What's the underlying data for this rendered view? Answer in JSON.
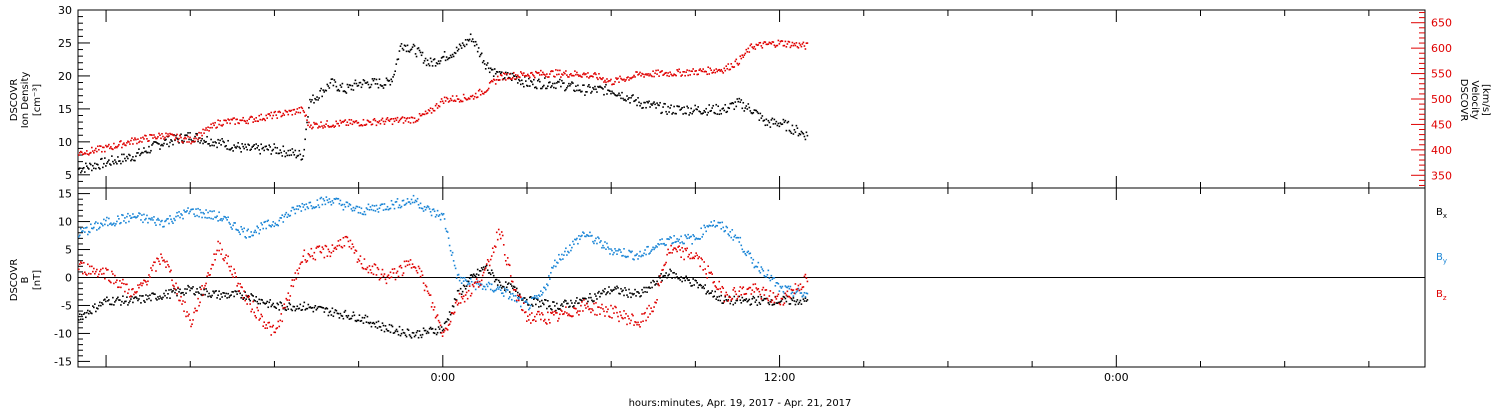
{
  "chart_data": [
    {
      "type": "scatter",
      "panel": "top",
      "xlabel": "hours:minutes, Apr. 19, 2017 - Apr. 21, 2017",
      "x_ticks": [
        "0:00",
        "12:00",
        "0:00"
      ],
      "xlim_hours": [
        -13,
        35
      ],
      "y_left": {
        "label_lines": [
          "DSCOVR",
          "Ion Density",
          "[cm⁻³]"
        ],
        "ylim": [
          3,
          30
        ],
        "ticks": [
          5,
          10,
          15,
          20,
          25,
          30
        ]
      },
      "y_right": {
        "label_lines": [
          "DSCOVR",
          "Velocity",
          "[km/s]"
        ],
        "ylim": [
          325,
          675
        ],
        "ticks": [
          350,
          400,
          450,
          500,
          550,
          600,
          650
        ],
        "color": "#e00000"
      },
      "series": [
        {
          "axis": "left",
          "color": "#000000",
          "x": [
            -13,
            -12,
            -11,
            -10,
            -9,
            -8,
            -7,
            -6,
            -5,
            -4.8,
            -4,
            -3.5,
            -3,
            -2,
            -1.8,
            -1.5,
            -1,
            -0.5,
            0,
            0.5,
            1,
            1.5,
            2,
            2.5,
            3,
            3.5,
            4,
            5,
            6,
            7,
            8,
            9,
            10,
            10.5,
            11,
            11.5,
            12,
            12.5,
            13
          ],
          "y": [
            6,
            7,
            8,
            10,
            11,
            10,
            9,
            9,
            8,
            16,
            19,
            18,
            19,
            19,
            20,
            25,
            24,
            22,
            23,
            24,
            26,
            22,
            20,
            20,
            19,
            19,
            19,
            18,
            18,
            16,
            15,
            15,
            15,
            16,
            15,
            13,
            13,
            12,
            11
          ]
        },
        {
          "axis": "right",
          "color": "#e00000",
          "x": [
            -13,
            -12,
            -11,
            -10,
            -9,
            -8,
            -7,
            -6,
            -5,
            -4.8,
            -3,
            -2,
            -1,
            -0.5,
            0,
            1,
            1.5,
            2,
            3,
            4,
            5,
            5.5,
            6,
            7,
            8,
            9,
            10,
            10.5,
            11,
            12,
            13
          ],
          "y": [
            395,
            405,
            420,
            430,
            420,
            455,
            460,
            470,
            480,
            450,
            455,
            458,
            462,
            475,
            500,
            505,
            520,
            545,
            550,
            552,
            550,
            545,
            535,
            550,
            552,
            555,
            560,
            575,
            605,
            612,
            605
          ]
        }
      ]
    },
    {
      "type": "scatter",
      "panel": "bottom",
      "xlim_hours": [
        -13,
        35
      ],
      "x_ticks": [
        "0:00",
        "12:00",
        "0:00"
      ],
      "y": {
        "label_lines": [
          "DSCOVR",
          "B",
          "[nT]"
        ],
        "ylim": [
          -16,
          16
        ],
        "ticks": [
          -15,
          -10,
          -5,
          0,
          5,
          10,
          15
        ]
      },
      "zero_line": true,
      "series": [
        {
          "name": "Bx",
          "color": "#000000",
          "x": [
            -13,
            -12,
            -11,
            -10,
            -9,
            -8,
            -7,
            -6,
            -5,
            -4,
            -3,
            -2,
            -1,
            0,
            0.5,
            1,
            1.5,
            2,
            2.5,
            3,
            4,
            5,
            6,
            7,
            8,
            9,
            10,
            11,
            12,
            13
          ],
          "y": [
            -7,
            -4,
            -4,
            -3,
            -2,
            -3,
            -3,
            -5,
            -5,
            -6,
            -7,
            -9,
            -10,
            -9,
            -3,
            0,
            2,
            -1,
            -2,
            -4,
            -5,
            -4,
            -2,
            -3,
            1,
            -1,
            -4,
            -4,
            -4,
            -4
          ]
        },
        {
          "name": "By",
          "color": "#1a85d6",
          "x": [
            -13,
            -12,
            -11,
            -10,
            -9,
            -8,
            -7,
            -6,
            -5,
            -4,
            -3,
            -2,
            -1,
            -0.5,
            0,
            0.5,
            1,
            2,
            3,
            3.5,
            4,
            5,
            6,
            7,
            8,
            9,
            9.5,
            10,
            10.5,
            11,
            11.5,
            12,
            13
          ],
          "y": [
            8,
            10,
            11,
            10,
            12,
            11,
            8,
            10,
            13,
            14,
            12,
            13,
            14,
            12,
            11,
            0,
            -1,
            -2,
            -5,
            -3,
            3,
            8,
            5,
            4,
            7,
            7,
            10,
            9,
            7,
            3,
            1,
            -2,
            -3
          ]
        },
        {
          "name": "Bz",
          "color": "#e00000",
          "x": [
            -13,
            -12,
            -11,
            -10,
            -9,
            -8,
            -7,
            -6,
            -5,
            -4,
            -3.5,
            -3,
            -2,
            -1,
            0,
            0.5,
            1,
            1.5,
            2,
            2.5,
            3,
            4,
            5,
            6,
            7,
            7.5,
            8,
            9,
            10,
            11,
            12,
            13
          ],
          "y": [
            2,
            1,
            -3,
            4,
            -8,
            6,
            -4,
            -10,
            4,
            5,
            7,
            3,
            0,
            3,
            -10,
            -4,
            -2,
            1,
            9,
            -2,
            -7,
            -7,
            -5,
            -6,
            -8,
            -5,
            5,
            4,
            -3,
            -2,
            -4,
            0
          ]
        }
      ],
      "legend": [
        "Bx",
        "By",
        "Bz"
      ]
    }
  ]
}
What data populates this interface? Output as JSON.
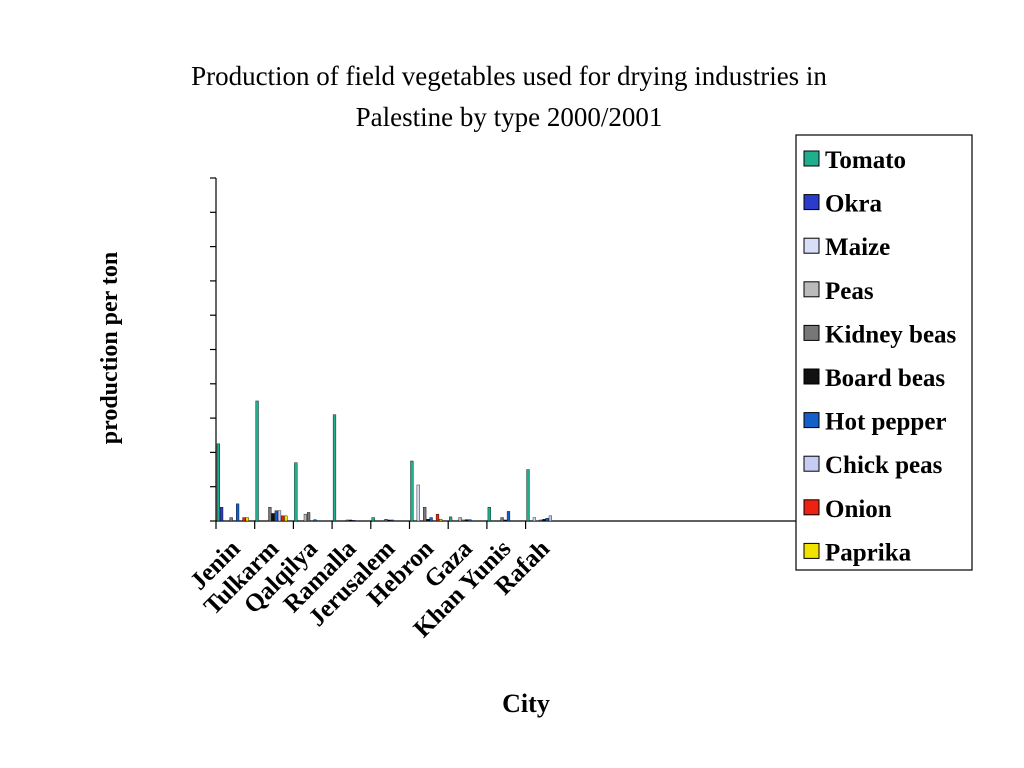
{
  "chart_data": {
    "type": "bar",
    "title": "Production of field vegetables used for drying industries in Palestine by type 2000/2001",
    "title_lines": [
      "Production of field vegetables used for drying industries in",
      "Palestine by type 2000/2001"
    ],
    "xlabel": "City",
    "ylabel": "production per ton",
    "categories": [
      "Jenin",
      "Tulkarm",
      "Qalqilya",
      "Ramalla",
      "Jerusalem",
      "Hebron",
      "Gaza",
      "Khan Yunis",
      "Rafah"
    ],
    "ylim": [
      0,
      100
    ],
    "y_tick_count": 10,
    "grid": false,
    "legend_position": "right",
    "series": [
      {
        "name": "Tomato",
        "color": "#1FAF8F",
        "values": [
          22.5,
          35,
          17,
          31,
          1,
          17.5,
          1.2,
          4,
          15
        ]
      },
      {
        "name": "Okra",
        "color": "#2B3CCB",
        "values": [
          4,
          0,
          0,
          0,
          0,
          0,
          0,
          0,
          0
        ]
      },
      {
        "name": "Maize",
        "color": "#D8DDF8",
        "values": [
          0,
          0,
          0,
          0,
          0,
          10.5,
          0,
          0,
          1
        ]
      },
      {
        "name": "Peas",
        "color": "#BBBBBB",
        "values": [
          0,
          0,
          2,
          0,
          0,
          0,
          1,
          0,
          0
        ]
      },
      {
        "name": "Kidney beas",
        "color": "#777777",
        "values": [
          1,
          4,
          2.5,
          0.3,
          0.5,
          4,
          0.3,
          1,
          0.3
        ]
      },
      {
        "name": "Board beas",
        "color": "#111111",
        "values": [
          0,
          2.2,
          0,
          0.3,
          0.3,
          0.5,
          0.4,
          0.3,
          0.5
        ]
      },
      {
        "name": "Hot pepper",
        "color": "#1560C8",
        "values": [
          5,
          3,
          0.4,
          0.2,
          0.3,
          1,
          0.4,
          2.8,
          0.8
        ]
      },
      {
        "name": "Chick peas",
        "color": "#C8CCF5",
        "values": [
          0,
          3,
          0,
          0,
          0,
          0,
          0,
          0,
          1.5
        ]
      },
      {
        "name": "Onion",
        "color": "#EE2211",
        "values": [
          1,
          1.5,
          0,
          0,
          0,
          2,
          0,
          0,
          0
        ]
      },
      {
        "name": "Paprika",
        "color": "#F2E200",
        "values": [
          1,
          1.5,
          0,
          0,
          0,
          0.5,
          0,
          0,
          0
        ]
      }
    ]
  }
}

**********

* [Written request]
State how many lines of the records above contain the word "type", giving only that number.

* [Solution to this exercise]
5